» **TASK DIRECTIONS**: How many lines in the entries below include the string "cases"? Answer with the number only.

» **MATERIAL SHOWN**:

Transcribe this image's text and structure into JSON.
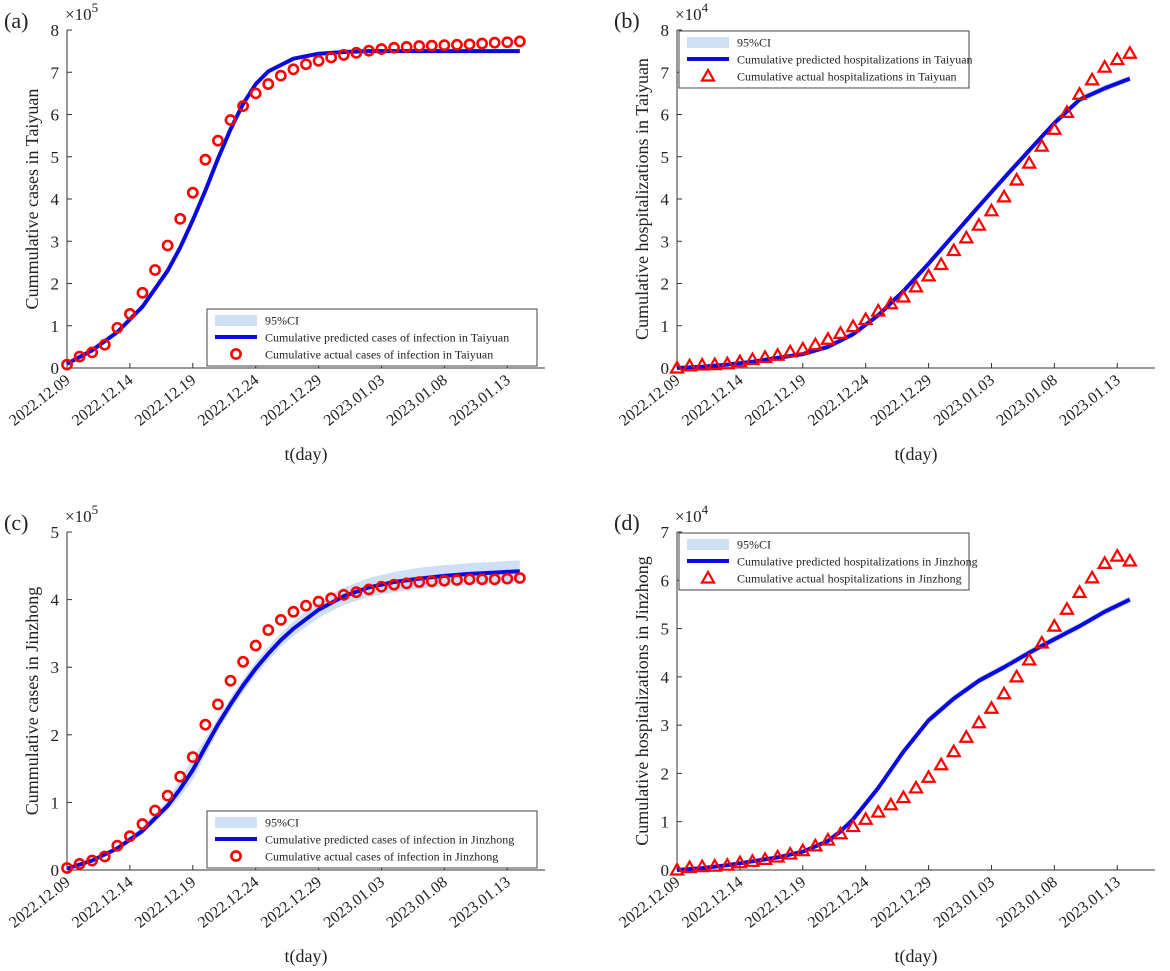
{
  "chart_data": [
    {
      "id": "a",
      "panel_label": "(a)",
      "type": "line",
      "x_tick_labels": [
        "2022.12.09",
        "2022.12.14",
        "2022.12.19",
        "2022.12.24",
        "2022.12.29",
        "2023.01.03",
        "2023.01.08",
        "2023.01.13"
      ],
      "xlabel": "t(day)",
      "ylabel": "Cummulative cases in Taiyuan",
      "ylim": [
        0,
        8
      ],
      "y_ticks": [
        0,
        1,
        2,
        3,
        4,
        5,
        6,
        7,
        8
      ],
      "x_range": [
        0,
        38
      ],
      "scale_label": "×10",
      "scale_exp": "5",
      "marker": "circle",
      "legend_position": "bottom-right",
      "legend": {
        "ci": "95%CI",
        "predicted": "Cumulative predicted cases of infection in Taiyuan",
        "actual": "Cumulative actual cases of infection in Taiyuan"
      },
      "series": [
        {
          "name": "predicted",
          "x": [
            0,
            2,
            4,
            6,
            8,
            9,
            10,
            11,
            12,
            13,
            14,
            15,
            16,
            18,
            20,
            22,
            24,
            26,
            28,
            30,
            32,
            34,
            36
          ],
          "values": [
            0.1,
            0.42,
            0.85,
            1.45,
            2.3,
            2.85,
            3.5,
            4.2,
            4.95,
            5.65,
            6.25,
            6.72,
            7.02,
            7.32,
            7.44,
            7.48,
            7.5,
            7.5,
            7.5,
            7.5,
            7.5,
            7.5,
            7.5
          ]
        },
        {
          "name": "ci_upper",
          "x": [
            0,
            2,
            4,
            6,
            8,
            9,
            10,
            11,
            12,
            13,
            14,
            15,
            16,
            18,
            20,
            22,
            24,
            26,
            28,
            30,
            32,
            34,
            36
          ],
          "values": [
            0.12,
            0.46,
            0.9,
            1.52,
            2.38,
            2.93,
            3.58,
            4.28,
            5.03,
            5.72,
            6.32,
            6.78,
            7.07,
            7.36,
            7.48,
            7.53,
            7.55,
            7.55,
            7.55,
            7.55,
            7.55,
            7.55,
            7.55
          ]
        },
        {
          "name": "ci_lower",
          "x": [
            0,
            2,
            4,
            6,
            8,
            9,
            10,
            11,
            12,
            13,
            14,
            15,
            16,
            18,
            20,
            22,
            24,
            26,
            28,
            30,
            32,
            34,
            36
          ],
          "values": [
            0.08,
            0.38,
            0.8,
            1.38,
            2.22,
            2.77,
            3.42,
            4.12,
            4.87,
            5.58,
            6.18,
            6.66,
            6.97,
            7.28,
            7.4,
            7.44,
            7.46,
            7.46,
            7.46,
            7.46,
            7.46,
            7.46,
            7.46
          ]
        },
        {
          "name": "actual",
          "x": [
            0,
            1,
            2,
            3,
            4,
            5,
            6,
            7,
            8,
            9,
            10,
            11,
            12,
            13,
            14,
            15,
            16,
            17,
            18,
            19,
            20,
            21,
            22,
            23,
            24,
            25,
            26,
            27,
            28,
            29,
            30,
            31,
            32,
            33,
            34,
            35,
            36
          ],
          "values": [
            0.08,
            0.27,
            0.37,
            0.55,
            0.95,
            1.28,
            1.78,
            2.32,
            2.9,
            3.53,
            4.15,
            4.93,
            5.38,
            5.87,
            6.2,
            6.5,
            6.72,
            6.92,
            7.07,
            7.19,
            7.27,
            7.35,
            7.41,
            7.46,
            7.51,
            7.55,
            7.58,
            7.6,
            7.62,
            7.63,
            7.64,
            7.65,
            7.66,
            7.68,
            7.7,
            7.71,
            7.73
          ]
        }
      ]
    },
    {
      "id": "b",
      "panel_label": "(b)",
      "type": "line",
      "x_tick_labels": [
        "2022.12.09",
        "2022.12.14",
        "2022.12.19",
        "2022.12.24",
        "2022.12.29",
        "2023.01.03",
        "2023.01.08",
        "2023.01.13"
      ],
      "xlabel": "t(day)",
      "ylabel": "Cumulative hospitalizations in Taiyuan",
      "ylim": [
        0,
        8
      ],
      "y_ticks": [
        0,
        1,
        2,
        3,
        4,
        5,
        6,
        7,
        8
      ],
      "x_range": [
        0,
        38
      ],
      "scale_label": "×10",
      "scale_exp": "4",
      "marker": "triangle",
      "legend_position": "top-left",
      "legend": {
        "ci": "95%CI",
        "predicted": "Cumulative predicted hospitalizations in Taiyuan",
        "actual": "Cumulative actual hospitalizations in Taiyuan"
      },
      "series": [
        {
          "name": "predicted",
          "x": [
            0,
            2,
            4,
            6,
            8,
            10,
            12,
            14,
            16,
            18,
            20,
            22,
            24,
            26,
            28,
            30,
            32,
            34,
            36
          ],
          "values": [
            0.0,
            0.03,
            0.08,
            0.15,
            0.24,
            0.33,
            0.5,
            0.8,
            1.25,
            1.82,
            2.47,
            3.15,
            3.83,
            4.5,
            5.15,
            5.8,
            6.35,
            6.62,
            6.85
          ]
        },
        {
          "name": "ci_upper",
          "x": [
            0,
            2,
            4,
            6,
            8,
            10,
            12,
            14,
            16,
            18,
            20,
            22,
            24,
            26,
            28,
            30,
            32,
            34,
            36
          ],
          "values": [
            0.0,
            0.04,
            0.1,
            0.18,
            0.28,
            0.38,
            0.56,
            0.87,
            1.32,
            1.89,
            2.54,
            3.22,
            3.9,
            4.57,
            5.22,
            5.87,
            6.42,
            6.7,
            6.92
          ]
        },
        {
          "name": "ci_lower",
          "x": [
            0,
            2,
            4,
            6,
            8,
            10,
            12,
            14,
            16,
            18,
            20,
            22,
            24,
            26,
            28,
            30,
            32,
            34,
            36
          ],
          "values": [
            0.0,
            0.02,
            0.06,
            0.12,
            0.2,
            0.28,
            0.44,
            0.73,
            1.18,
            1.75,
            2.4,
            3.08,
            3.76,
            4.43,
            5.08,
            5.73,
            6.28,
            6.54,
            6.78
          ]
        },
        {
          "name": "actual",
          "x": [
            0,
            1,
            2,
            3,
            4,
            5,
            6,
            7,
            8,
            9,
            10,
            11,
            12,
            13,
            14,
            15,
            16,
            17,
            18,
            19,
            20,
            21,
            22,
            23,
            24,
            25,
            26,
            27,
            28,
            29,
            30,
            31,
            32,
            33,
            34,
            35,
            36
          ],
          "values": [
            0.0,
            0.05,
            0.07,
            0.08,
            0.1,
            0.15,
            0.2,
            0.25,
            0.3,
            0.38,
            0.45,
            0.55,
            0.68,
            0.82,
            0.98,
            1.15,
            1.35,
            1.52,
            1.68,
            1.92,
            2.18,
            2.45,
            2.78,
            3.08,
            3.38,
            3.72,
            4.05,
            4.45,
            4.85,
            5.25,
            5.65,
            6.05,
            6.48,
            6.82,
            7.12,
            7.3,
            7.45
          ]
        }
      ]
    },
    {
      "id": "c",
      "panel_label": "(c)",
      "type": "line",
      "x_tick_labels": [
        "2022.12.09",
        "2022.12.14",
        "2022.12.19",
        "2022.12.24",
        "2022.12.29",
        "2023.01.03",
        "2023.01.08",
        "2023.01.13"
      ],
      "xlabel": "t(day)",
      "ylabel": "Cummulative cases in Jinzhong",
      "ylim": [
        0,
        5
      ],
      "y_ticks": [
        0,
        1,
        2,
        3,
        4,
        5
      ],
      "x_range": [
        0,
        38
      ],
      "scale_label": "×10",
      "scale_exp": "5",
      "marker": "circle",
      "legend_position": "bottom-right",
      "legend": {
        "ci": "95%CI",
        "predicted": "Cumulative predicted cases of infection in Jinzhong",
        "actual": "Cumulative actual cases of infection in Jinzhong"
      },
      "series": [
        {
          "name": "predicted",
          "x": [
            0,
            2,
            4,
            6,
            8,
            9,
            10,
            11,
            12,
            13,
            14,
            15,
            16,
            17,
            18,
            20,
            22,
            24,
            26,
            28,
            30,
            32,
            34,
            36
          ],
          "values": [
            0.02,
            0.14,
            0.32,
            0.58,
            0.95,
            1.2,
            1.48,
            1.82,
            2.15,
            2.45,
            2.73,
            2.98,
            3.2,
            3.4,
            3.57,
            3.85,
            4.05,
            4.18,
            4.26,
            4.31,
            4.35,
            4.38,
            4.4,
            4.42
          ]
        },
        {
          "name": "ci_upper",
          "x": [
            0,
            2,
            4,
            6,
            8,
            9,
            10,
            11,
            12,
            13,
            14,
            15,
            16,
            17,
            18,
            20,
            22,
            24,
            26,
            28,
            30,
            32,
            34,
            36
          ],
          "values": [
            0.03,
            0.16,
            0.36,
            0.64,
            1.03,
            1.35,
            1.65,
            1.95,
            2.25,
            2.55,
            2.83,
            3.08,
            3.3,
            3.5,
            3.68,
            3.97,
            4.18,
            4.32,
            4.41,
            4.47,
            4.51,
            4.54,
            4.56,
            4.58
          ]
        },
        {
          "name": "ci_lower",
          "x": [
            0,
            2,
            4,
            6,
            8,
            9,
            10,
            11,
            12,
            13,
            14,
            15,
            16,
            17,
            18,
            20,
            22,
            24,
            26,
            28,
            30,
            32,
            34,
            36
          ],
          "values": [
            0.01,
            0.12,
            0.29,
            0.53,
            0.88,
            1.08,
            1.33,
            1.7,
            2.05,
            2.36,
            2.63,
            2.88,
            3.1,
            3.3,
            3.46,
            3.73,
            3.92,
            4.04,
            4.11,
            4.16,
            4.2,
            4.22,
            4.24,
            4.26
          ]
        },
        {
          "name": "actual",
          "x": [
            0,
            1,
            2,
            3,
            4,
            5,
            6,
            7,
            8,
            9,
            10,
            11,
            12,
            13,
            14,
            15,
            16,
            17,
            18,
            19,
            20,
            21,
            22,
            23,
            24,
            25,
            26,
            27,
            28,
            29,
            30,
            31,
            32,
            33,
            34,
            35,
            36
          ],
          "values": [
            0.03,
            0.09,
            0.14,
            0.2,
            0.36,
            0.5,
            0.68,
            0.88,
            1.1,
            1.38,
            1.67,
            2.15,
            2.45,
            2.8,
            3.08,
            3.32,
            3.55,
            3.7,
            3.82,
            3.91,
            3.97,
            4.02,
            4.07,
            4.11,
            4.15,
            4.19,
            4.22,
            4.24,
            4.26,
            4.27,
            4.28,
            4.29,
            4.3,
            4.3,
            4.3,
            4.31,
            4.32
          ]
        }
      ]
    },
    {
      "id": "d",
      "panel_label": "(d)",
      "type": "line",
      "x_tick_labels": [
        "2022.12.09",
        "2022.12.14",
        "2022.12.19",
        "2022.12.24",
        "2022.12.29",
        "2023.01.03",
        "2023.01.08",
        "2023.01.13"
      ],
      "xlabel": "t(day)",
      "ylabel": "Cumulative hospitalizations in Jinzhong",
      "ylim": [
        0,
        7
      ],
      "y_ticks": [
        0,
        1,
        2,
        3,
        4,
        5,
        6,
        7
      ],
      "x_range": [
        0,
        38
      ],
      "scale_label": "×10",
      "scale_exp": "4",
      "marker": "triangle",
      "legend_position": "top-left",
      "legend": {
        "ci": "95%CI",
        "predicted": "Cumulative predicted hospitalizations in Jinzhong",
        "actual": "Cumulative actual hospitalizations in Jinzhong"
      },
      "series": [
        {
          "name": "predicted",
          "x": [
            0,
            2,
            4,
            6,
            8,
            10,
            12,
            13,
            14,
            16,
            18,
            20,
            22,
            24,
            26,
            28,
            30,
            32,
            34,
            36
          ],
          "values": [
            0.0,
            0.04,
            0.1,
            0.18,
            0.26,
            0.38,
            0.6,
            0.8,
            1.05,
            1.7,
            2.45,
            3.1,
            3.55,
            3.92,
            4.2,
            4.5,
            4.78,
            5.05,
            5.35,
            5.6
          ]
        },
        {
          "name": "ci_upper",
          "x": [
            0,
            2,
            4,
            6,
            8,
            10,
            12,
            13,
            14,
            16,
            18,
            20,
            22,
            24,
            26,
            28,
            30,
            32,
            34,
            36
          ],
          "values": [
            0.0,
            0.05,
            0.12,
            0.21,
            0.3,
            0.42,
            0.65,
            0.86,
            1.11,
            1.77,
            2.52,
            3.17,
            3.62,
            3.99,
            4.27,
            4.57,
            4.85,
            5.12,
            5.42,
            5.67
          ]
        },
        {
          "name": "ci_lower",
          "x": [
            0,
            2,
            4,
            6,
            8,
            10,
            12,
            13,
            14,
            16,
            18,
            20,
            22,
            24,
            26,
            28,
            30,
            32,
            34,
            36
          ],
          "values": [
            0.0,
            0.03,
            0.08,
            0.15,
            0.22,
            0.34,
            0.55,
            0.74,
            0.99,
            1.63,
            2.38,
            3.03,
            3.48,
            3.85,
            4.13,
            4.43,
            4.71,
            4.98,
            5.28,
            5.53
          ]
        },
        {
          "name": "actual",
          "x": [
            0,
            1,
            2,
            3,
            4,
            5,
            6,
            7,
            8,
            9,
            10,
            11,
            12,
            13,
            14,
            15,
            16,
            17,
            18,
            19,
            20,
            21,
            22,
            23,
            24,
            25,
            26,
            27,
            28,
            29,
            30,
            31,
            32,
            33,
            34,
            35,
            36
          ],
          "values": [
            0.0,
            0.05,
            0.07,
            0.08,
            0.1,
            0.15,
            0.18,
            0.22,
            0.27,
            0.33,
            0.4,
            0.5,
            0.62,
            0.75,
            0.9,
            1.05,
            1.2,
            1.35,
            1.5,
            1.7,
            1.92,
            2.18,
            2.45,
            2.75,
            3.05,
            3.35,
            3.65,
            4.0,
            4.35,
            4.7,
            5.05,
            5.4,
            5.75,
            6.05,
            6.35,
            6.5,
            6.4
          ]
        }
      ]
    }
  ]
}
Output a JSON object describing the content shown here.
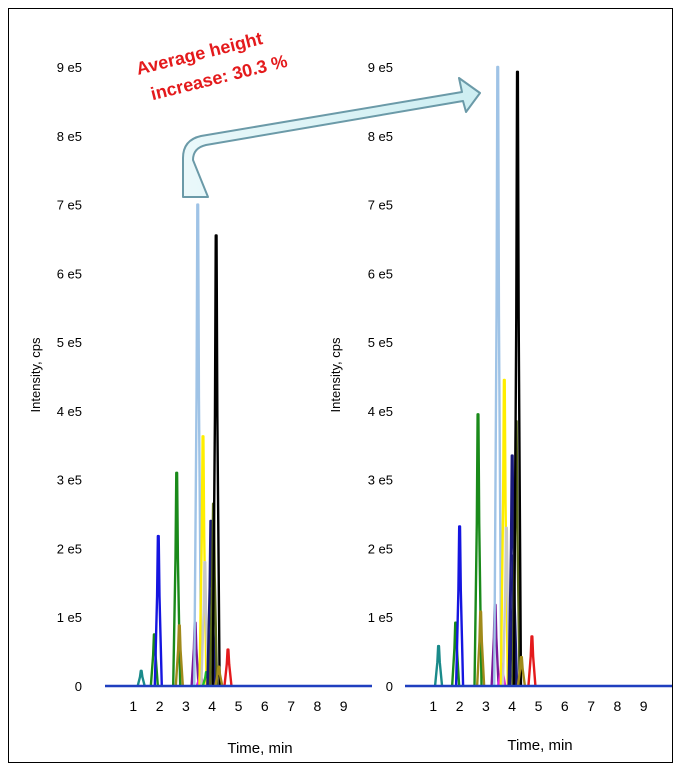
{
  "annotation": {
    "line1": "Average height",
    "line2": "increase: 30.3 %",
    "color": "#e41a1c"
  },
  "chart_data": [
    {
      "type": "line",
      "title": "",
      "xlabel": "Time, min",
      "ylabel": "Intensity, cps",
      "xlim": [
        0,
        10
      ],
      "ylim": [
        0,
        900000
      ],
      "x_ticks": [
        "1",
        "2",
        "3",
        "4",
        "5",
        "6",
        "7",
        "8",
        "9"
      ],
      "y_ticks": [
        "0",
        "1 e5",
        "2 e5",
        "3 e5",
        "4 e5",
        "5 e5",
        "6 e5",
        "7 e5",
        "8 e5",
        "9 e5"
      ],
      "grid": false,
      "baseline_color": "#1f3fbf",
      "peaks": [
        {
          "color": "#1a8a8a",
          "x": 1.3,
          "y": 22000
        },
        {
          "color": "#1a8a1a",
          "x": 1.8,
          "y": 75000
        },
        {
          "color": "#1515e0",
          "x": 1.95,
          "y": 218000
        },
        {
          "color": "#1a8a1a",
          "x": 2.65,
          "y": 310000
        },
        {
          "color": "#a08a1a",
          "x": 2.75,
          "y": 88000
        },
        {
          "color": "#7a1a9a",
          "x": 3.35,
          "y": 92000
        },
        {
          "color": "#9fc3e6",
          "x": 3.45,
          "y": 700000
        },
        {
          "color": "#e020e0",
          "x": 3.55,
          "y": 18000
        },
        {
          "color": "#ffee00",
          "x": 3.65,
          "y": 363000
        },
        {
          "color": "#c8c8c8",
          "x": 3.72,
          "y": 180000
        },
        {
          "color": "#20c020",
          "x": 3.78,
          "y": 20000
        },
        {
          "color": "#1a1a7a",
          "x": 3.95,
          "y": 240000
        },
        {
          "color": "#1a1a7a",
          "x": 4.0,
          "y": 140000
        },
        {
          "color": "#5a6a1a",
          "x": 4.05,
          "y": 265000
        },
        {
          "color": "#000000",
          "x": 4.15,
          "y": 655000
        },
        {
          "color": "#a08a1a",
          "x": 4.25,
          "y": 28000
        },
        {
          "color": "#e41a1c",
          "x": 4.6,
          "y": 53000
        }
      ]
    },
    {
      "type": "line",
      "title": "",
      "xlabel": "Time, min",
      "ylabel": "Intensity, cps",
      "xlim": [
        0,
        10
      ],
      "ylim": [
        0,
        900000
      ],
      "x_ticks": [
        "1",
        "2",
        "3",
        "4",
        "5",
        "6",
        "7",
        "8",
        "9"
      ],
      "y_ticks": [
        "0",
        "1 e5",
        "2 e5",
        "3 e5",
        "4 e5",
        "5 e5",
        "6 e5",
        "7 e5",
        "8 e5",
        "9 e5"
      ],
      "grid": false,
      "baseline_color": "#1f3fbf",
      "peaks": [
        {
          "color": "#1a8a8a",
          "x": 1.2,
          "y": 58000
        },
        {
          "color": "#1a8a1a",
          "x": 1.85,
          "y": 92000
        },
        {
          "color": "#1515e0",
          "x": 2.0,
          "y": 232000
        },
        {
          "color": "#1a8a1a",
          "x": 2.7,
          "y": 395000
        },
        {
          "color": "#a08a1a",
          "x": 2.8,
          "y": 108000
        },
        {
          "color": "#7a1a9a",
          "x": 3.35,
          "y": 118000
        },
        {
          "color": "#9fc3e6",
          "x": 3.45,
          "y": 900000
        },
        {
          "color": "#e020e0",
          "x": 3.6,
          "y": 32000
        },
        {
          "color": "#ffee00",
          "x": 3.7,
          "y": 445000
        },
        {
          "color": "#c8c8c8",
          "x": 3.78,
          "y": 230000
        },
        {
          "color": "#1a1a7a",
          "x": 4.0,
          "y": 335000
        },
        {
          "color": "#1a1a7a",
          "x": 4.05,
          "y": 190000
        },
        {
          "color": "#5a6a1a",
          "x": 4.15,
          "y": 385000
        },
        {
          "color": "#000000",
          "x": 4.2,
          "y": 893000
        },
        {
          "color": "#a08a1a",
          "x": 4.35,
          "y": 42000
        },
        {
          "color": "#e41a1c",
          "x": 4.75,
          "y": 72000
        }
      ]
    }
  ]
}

» **IN RESPONSE**: 6